Task instructions: Using the listing below, extract each line that has the word "skies" in it.

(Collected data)
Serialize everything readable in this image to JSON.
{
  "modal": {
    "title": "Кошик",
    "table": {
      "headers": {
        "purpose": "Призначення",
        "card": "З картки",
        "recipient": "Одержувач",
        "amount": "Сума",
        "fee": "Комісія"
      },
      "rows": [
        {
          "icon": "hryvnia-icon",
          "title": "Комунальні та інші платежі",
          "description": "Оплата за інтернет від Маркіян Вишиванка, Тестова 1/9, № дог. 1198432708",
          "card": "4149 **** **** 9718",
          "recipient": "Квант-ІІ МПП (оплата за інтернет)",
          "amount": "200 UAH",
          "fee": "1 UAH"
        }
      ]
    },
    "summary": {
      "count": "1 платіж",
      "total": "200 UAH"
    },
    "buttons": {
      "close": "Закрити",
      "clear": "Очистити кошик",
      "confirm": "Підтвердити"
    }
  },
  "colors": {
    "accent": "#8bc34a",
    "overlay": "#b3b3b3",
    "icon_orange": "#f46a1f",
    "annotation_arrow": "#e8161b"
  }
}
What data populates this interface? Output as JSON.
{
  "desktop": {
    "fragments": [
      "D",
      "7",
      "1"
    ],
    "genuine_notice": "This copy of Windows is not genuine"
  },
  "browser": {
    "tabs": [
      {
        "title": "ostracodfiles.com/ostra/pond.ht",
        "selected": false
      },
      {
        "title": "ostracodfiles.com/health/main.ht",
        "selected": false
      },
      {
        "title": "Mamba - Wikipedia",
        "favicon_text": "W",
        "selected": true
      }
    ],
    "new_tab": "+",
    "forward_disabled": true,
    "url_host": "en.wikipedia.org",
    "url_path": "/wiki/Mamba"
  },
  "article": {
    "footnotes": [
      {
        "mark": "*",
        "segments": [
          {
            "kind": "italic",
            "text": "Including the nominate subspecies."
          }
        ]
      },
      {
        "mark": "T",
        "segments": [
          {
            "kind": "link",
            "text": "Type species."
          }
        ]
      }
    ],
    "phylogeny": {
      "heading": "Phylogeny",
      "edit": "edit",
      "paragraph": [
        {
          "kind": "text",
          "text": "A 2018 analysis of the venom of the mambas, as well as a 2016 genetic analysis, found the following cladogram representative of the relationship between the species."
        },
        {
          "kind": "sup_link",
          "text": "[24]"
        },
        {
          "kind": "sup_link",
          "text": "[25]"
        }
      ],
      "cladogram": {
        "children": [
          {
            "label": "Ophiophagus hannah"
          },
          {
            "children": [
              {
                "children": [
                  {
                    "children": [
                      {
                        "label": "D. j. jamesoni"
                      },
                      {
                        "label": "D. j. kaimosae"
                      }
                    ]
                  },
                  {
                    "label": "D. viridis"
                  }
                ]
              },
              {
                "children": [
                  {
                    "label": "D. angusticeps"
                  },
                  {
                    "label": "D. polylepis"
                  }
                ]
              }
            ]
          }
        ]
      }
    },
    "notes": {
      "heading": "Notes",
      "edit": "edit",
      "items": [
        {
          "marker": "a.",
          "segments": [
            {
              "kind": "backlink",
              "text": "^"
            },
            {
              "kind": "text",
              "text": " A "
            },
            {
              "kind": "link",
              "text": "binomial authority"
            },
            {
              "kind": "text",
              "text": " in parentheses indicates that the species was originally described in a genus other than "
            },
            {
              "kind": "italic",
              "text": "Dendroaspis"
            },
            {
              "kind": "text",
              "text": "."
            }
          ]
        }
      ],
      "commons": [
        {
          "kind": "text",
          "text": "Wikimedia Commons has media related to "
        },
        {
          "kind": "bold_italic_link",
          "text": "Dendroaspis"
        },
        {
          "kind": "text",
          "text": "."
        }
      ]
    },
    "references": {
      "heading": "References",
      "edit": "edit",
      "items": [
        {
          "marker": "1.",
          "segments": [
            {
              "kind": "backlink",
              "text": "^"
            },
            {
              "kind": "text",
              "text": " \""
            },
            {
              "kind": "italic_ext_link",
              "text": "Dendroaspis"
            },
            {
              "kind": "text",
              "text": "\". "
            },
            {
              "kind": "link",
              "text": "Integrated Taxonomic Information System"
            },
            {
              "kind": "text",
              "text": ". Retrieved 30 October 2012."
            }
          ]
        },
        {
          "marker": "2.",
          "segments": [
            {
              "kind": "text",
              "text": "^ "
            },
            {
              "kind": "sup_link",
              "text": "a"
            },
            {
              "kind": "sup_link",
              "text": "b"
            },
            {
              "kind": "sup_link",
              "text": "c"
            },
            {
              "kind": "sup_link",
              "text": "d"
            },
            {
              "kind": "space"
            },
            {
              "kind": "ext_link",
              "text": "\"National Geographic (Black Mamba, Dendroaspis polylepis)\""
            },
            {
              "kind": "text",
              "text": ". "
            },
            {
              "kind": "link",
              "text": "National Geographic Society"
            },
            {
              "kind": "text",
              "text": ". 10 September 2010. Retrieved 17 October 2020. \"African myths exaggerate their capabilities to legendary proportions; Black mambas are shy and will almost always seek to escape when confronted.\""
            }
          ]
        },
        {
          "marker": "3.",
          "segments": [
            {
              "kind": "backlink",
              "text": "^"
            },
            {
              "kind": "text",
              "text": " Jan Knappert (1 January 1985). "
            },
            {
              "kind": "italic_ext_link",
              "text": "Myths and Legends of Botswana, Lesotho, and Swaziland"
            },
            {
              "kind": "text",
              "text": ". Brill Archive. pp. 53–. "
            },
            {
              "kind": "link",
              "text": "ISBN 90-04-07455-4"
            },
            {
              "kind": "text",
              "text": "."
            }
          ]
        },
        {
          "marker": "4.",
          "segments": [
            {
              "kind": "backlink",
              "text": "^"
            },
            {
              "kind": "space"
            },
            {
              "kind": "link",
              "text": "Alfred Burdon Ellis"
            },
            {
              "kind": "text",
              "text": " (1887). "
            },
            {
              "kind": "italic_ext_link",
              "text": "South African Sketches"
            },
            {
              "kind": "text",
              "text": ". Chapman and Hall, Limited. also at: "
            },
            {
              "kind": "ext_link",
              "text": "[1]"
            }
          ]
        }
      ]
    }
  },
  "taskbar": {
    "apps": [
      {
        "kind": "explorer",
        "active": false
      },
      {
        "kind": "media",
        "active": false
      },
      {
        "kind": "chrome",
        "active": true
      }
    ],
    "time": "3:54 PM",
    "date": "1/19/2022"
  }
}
...
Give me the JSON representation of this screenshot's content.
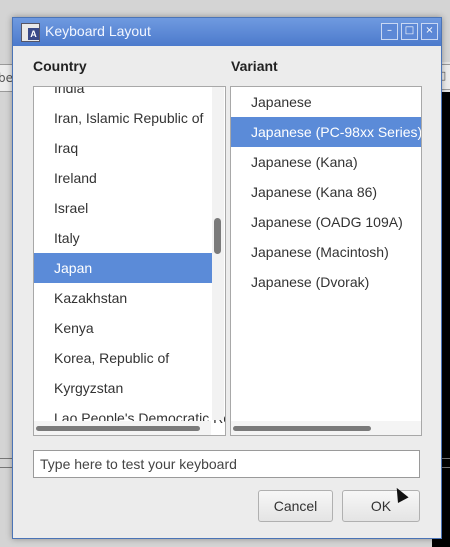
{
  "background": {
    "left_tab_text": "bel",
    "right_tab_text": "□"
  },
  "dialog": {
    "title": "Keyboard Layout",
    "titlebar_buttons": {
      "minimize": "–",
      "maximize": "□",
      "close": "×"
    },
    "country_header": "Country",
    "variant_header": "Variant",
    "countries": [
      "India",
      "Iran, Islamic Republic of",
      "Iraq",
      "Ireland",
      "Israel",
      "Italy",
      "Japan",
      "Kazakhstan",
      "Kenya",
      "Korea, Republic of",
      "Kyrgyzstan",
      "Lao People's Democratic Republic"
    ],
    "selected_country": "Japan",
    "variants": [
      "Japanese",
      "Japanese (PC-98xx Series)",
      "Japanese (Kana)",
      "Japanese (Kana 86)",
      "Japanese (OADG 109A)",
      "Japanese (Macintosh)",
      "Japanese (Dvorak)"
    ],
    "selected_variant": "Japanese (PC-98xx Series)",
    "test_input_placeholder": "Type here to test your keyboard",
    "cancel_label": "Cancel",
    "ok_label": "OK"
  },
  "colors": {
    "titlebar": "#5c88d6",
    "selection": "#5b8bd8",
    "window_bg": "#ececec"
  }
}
==
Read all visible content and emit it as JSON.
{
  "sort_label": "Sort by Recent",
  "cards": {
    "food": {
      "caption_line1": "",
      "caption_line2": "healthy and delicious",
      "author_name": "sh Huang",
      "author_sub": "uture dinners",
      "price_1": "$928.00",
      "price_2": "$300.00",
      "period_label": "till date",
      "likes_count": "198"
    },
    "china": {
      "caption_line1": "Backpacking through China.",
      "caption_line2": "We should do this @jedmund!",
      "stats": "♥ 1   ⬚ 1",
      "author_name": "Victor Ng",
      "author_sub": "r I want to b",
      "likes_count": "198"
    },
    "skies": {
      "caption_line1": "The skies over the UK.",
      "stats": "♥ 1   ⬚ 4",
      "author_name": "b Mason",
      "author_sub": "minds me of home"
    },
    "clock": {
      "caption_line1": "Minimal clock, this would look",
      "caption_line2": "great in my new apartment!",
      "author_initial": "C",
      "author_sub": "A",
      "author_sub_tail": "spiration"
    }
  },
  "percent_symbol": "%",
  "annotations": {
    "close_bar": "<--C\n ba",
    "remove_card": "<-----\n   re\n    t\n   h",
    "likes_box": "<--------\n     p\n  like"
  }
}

Final result:
    "skies": {
      "caption_line1": "The skies over the UK.",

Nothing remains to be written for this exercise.